Items from a figure collection
------------------------------------

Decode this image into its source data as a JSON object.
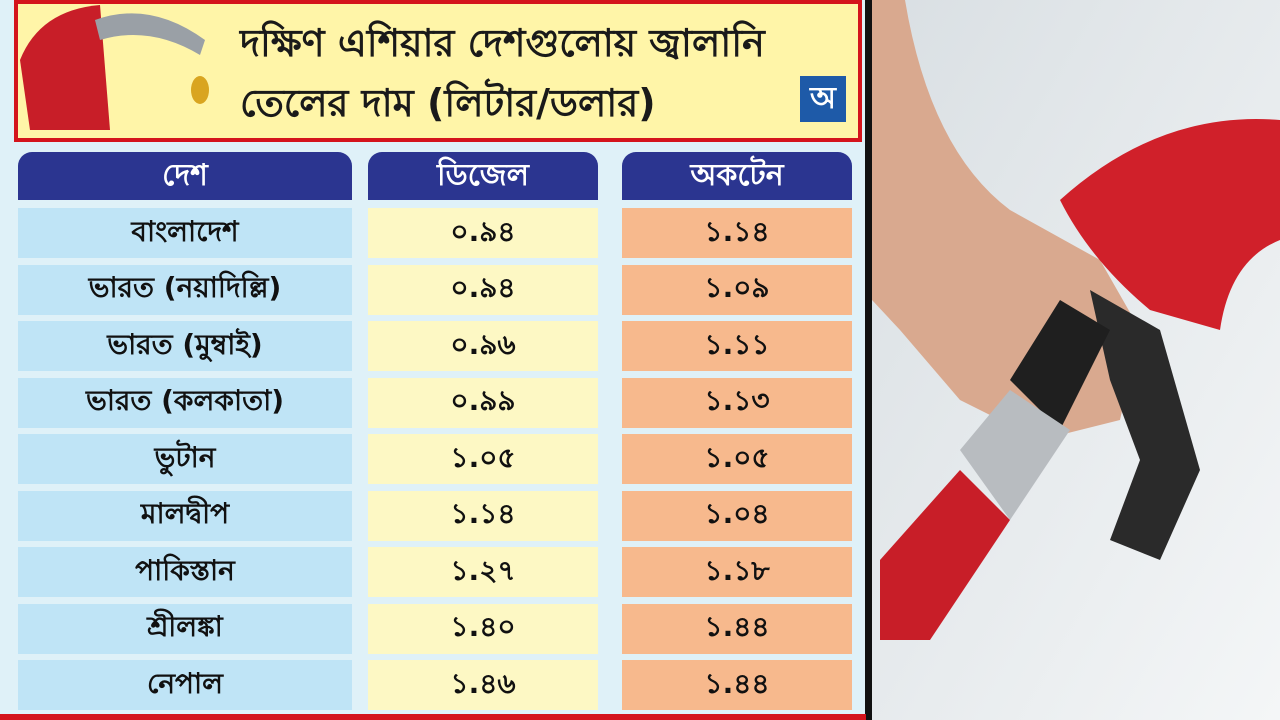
{
  "header": {
    "title_lines": [
      "দক্ষিণ এশিয়ার দেশগুলোয় জ্বালানি",
      "তেলের দাম (লিটার/ডলার)"
    ],
    "logo": "অ"
  },
  "table": {
    "columns": [
      "দেশ",
      "ডিজেল",
      "অকটেন"
    ],
    "rows": [
      [
        "বাংলাদেশ",
        "০.৯৪",
        "১.১৪"
      ],
      [
        "ভারত (নয়াদিল্লি)",
        "০.৯৪",
        "১.০৯"
      ],
      [
        "ভারত (মুম্বাই)",
        "০.৯৬",
        "১.১১"
      ],
      [
        "ভারত (কলকাতা)",
        "০.৯৯",
        "১.১৩"
      ],
      [
        "ভুটান",
        "১.০৫",
        "১.০৫"
      ],
      [
        "মালদ্বীপ",
        "১.১৪",
        "১.০৪"
      ],
      [
        "পাকিস্তান",
        "১.২৭",
        "১.১৮"
      ],
      [
        "শ্রীলঙ্কা",
        "১.৪০",
        "১.৪৪"
      ],
      [
        "নেপাল",
        "১.৪৬",
        "১.৪৪"
      ]
    ]
  }
}
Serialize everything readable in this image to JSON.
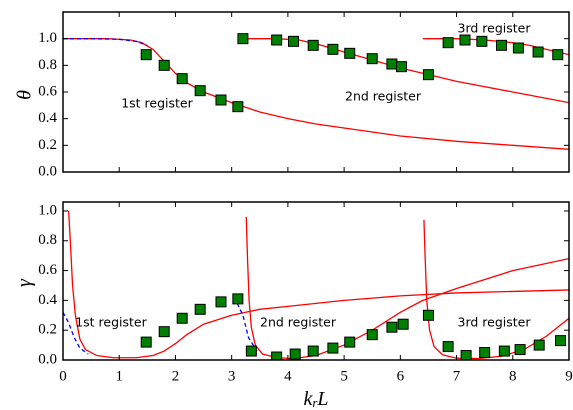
{
  "chart_data": [
    {
      "type": "line",
      "ylabel": "θ",
      "xlim": [
        0,
        9
      ],
      "ylim": [
        0,
        1.2
      ],
      "xticks": [
        0,
        1,
        2,
        3,
        4,
        5,
        6,
        7,
        8,
        9
      ],
      "yticks": [
        {
          "value": 0,
          "label": "0.0"
        },
        {
          "value": 0.2,
          "label": "0.2"
        },
        {
          "value": 0.4,
          "label": "0.4"
        },
        {
          "value": 0.6,
          "label": "0.6"
        },
        {
          "value": 0.8,
          "label": "0.8"
        },
        {
          "value": 1.0,
          "label": "1.0"
        }
      ],
      "annotations": [
        "1st register",
        "2nd register",
        "3rd register"
      ],
      "series": [
        {
          "style": "solid",
          "color": "#ff0000",
          "x": [
            0,
            0.8,
            1.2,
            1.4,
            1.6,
            1.8,
            2.0,
            2.2,
            2.5,
            3.0,
            3.5,
            4.0,
            4.5,
            5.0,
            5.5,
            6.0,
            7.0,
            8.0,
            9.0
          ],
          "values": [
            1.0,
            1.0,
            0.99,
            0.97,
            0.92,
            0.83,
            0.74,
            0.67,
            0.6,
            0.52,
            0.45,
            0.4,
            0.36,
            0.33,
            0.3,
            0.27,
            0.23,
            0.2,
            0.17
          ]
        },
        {
          "style": "dashed",
          "color": "#0000ff",
          "x": [
            0,
            0.5,
            1.0,
            1.3,
            1.5
          ],
          "values": [
            1.0,
            1.0,
            0.995,
            0.98,
            0.95
          ]
        },
        {
          "style": "solid",
          "color": "#ff0000",
          "x": [
            3.2,
            3.8,
            4.2,
            4.6,
            5.0,
            5.5,
            6.0,
            6.5,
            7.0,
            8.0,
            9.0
          ],
          "values": [
            1.0,
            1.0,
            0.99,
            0.95,
            0.9,
            0.84,
            0.78,
            0.73,
            0.68,
            0.6,
            0.52
          ]
        },
        {
          "style": "solid",
          "color": "#ff0000",
          "x": [
            6.4,
            7.0,
            7.5,
            8.0,
            8.3,
            8.6,
            9.0
          ],
          "values": [
            1.0,
            1.0,
            0.99,
            0.97,
            0.95,
            0.92,
            0.88
          ]
        },
        {
          "style": "square",
          "color": "#008000",
          "x": [
            1.48,
            1.8,
            2.12,
            2.44,
            2.81,
            3.11,
            3.2,
            3.8,
            4.1,
            4.45,
            4.8,
            5.1,
            5.5,
            5.85,
            6.02,
            6.5,
            6.85,
            7.15,
            7.45,
            7.8,
            8.1,
            8.45,
            8.8
          ],
          "values": [
            0.88,
            0.8,
            0.7,
            0.61,
            0.54,
            0.49,
            1.0,
            0.99,
            0.98,
            0.95,
            0.92,
            0.89,
            0.85,
            0.81,
            0.79,
            0.73,
            0.97,
            0.99,
            0.98,
            0.95,
            0.93,
            0.9,
            0.88
          ]
        }
      ]
    },
    {
      "type": "line",
      "ylabel": "γ",
      "xlabel": {
        "base": "k",
        "sub": "r",
        "rest": "L"
      },
      "xlim": [
        0,
        9
      ],
      "ylim": [
        0,
        1.06
      ],
      "xticks": [
        0,
        1,
        2,
        3,
        4,
        5,
        6,
        7,
        8,
        9
      ],
      "yticks": [
        {
          "value": 0,
          "label": "0.0"
        },
        {
          "value": 0.2,
          "label": "0.2"
        },
        {
          "value": 0.4,
          "label": "0.4"
        },
        {
          "value": 0.6,
          "label": "0.6"
        },
        {
          "value": 0.8,
          "label": "0.8"
        },
        {
          "value": 1.0,
          "label": "1.0"
        }
      ],
      "annotations": [
        "1st register",
        "2nd register",
        "3rd register"
      ],
      "series": [
        {
          "style": "solid",
          "color": "#ff0000",
          "x": [
            0.1,
            0.13,
            0.17,
            0.22,
            0.3,
            0.4,
            0.6,
            0.9,
            1.3,
            1.6,
            1.8,
            2.0,
            2.2,
            2.5,
            3.0,
            3.5,
            4.0,
            5.0,
            6.0,
            7.0,
            8.0,
            9.0
          ],
          "values": [
            1.0,
            0.8,
            0.5,
            0.3,
            0.14,
            0.07,
            0.03,
            0.015,
            0.015,
            0.03,
            0.06,
            0.11,
            0.17,
            0.24,
            0.3,
            0.34,
            0.36,
            0.4,
            0.43,
            0.45,
            0.46,
            0.47
          ]
        },
        {
          "style": "dashed",
          "color": "#0000ff",
          "x": [
            0,
            0.1,
            0.2,
            0.3,
            0.45
          ],
          "values": [
            0.32,
            0.25,
            0.15,
            0.08,
            0.04
          ]
        },
        {
          "style": "solid",
          "color": "#ff0000",
          "x": [
            3.26,
            3.28,
            3.31,
            3.35,
            3.42,
            3.55,
            3.8,
            4.1,
            4.5,
            5.0,
            5.5,
            6.0,
            6.4,
            7.0,
            8.0,
            9.0
          ],
          "values": [
            0.96,
            0.7,
            0.4,
            0.22,
            0.1,
            0.04,
            0.015,
            0.01,
            0.03,
            0.1,
            0.2,
            0.32,
            0.4,
            0.48,
            0.6,
            0.68
          ]
        },
        {
          "style": "dashed",
          "color": "#0000ff",
          "x": [
            3.1,
            3.2,
            3.3,
            3.45
          ],
          "values": [
            0.38,
            0.3,
            0.15,
            0.06
          ]
        },
        {
          "style": "solid",
          "color": "#ff0000",
          "x": [
            6.42,
            6.44,
            6.47,
            6.52,
            6.6,
            6.75,
            7.0,
            7.4,
            7.8,
            8.2,
            8.6,
            9.0
          ],
          "values": [
            0.94,
            0.7,
            0.4,
            0.2,
            0.09,
            0.035,
            0.012,
            0.01,
            0.025,
            0.07,
            0.16,
            0.28
          ]
        },
        {
          "style": "square",
          "color": "#008000",
          "x": [
            1.48,
            1.8,
            2.12,
            2.44,
            2.81,
            3.11,
            3.35,
            3.8,
            4.13,
            4.45,
            4.8,
            5.1,
            5.5,
            5.85,
            6.05,
            6.5,
            6.85,
            7.17,
            7.5,
            7.85,
            8.13,
            8.47,
            8.85
          ],
          "values": [
            0.12,
            0.19,
            0.28,
            0.34,
            0.39,
            0.41,
            0.06,
            0.02,
            0.04,
            0.06,
            0.08,
            0.12,
            0.17,
            0.22,
            0.24,
            0.3,
            0.09,
            0.03,
            0.05,
            0.06,
            0.07,
            0.1,
            0.13
          ]
        }
      ]
    }
  ]
}
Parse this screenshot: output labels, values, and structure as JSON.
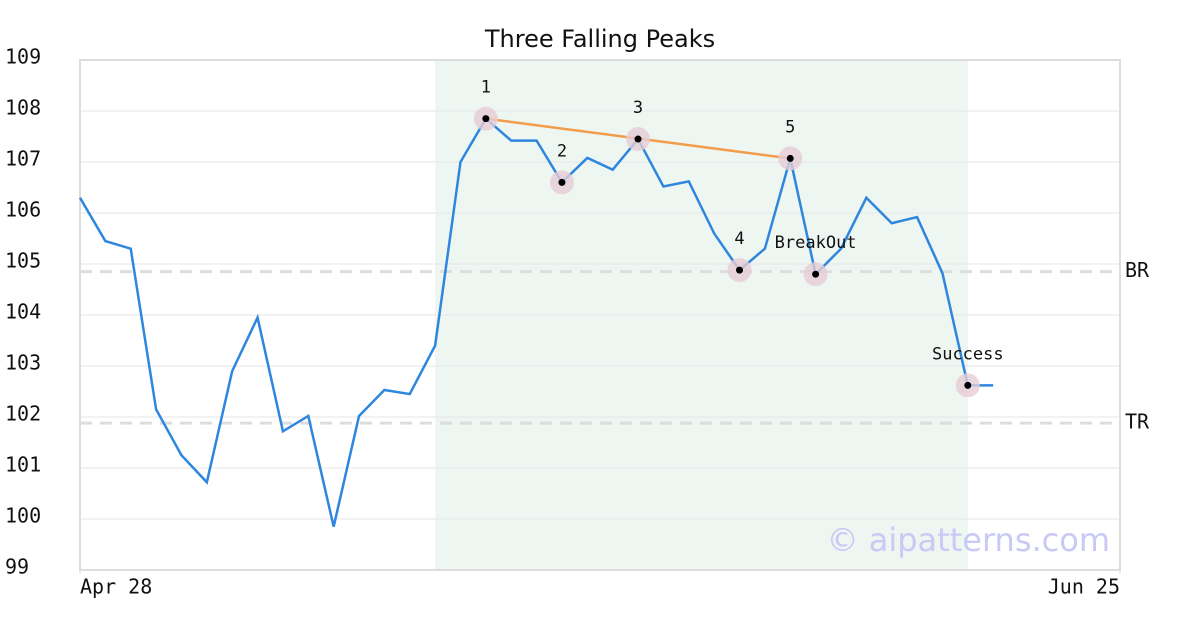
{
  "chart_data": {
    "type": "line",
    "title": "Three Falling Peaks",
    "x": [
      0,
      1,
      2,
      3,
      4,
      5,
      6,
      7,
      8,
      9,
      10,
      11,
      12,
      13,
      14,
      15,
      16,
      17,
      18,
      19,
      20,
      21,
      22,
      23,
      24,
      25,
      26,
      27,
      28,
      29,
      30,
      31,
      32,
      33,
      34,
      35,
      36
    ],
    "values": [
      106.3,
      105.45,
      105.3,
      102.15,
      101.25,
      100.72,
      102.9,
      103.95,
      101.72,
      102.02,
      99.85,
      102.02,
      102.53,
      102.45,
      103.4,
      107.0,
      107.85,
      107.42,
      107.42,
      106.6,
      107.08,
      106.85,
      107.45,
      106.52,
      106.62,
      105.6,
      104.88,
      105.3,
      107.07,
      104.8,
      105.3,
      106.3,
      105.8,
      105.92,
      104.82,
      102.62,
      102.62
    ],
    "color": "#2e86de",
    "xlim": [
      0,
      41
    ],
    "xticks": [
      {
        "value": 0,
        "label": "Apr 28"
      },
      {
        "value": 41,
        "label": "Jun 25"
      }
    ],
    "ylim": [
      99,
      109
    ],
    "yticks": [
      99,
      100,
      101,
      102,
      103,
      104,
      105,
      106,
      107,
      108,
      109
    ],
    "grid": true,
    "highlight_range": [
      14,
      35
    ],
    "highlight_color": "#eef6f2",
    "annotations": [
      {
        "label": "1",
        "x": 16,
        "y": 107.85
      },
      {
        "label": "2",
        "x": 19,
        "y": 106.6
      },
      {
        "label": "3",
        "x": 22,
        "y": 107.45
      },
      {
        "label": "4",
        "x": 26,
        "y": 104.88
      },
      {
        "label": "5",
        "x": 28,
        "y": 107.07
      },
      {
        "label": "BreakOut",
        "x": 29,
        "y": 104.8
      },
      {
        "label": "Success",
        "x": 35,
        "y": 102.62
      }
    ],
    "trendline": {
      "x": [
        16,
        28
      ],
      "y": [
        107.85,
        107.07
      ],
      "color": "#f39c4a"
    },
    "levels": [
      {
        "label": "BR",
        "value": 104.85
      },
      {
        "label": "TR",
        "value": 101.88
      }
    ],
    "watermark": "© aipatterns.com"
  }
}
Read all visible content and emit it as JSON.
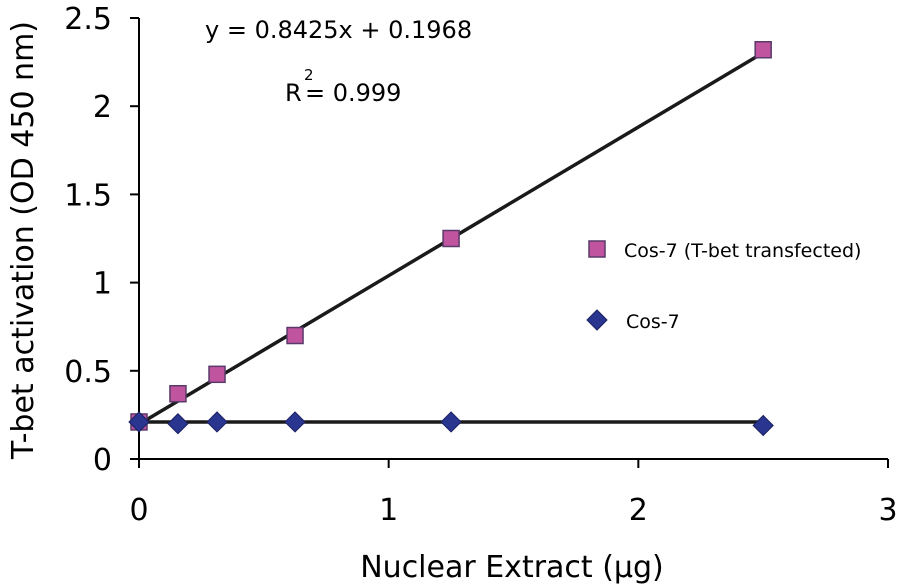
{
  "chart_data": {
    "type": "scatter",
    "title": "",
    "xlabel": "Nuclear Extract (µg)",
    "ylabel": "T-bet activation (OD 450 nm)",
    "xlim": [
      0,
      3
    ],
    "ylim": [
      0,
      2.5
    ],
    "x_ticks": [
      0,
      1,
      2,
      3
    ],
    "x_tick_labels": [
      "0",
      "1",
      "2",
      "3"
    ],
    "y_ticks": [
      0,
      0.5,
      1,
      1.5,
      2,
      2.5
    ],
    "y_tick_labels": [
      "0",
      "0.5",
      "1",
      "1.5",
      "2",
      "2.5"
    ],
    "grid": false,
    "legend_position": "right",
    "series": [
      {
        "name": "Cos-7 (T-bet transfected)",
        "marker": "square",
        "color": "#c0549f",
        "edge_color": "#5a3a6a",
        "x": [
          0,
          0.156,
          0.3125,
          0.625,
          1.25,
          2.5
        ],
        "y": [
          0.21,
          0.37,
          0.48,
          0.7,
          1.25,
          2.32
        ],
        "trendline": {
          "slope": 0.8425,
          "intercept": 0.1968,
          "x_range": [
            0,
            2.5
          ]
        }
      },
      {
        "name": "Cos-7",
        "marker": "diamond",
        "color": "#2a3590",
        "edge_color": "#1a2060",
        "x": [
          0,
          0.156,
          0.3125,
          0.625,
          1.25,
          2.5
        ],
        "y": [
          0.21,
          0.2,
          0.21,
          0.21,
          0.21,
          0.19
        ],
        "trendline": {
          "slope": 0.0,
          "intercept": 0.21,
          "x_range": [
            0,
            2.5
          ]
        }
      }
    ],
    "annotations": {
      "equation": "y = 0.8425x + 0.1968",
      "r_squared_prefix": "R",
      "r_squared_superscript": "2",
      "r_squared_value": "= 0.999"
    }
  }
}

------------------------------------

Requirement
Pick out and copy the lines of the entries that hold the string "name".

Solved exercise
        "name": "Cos-7 (T-bet transfected)",
        "name": "Cos-7",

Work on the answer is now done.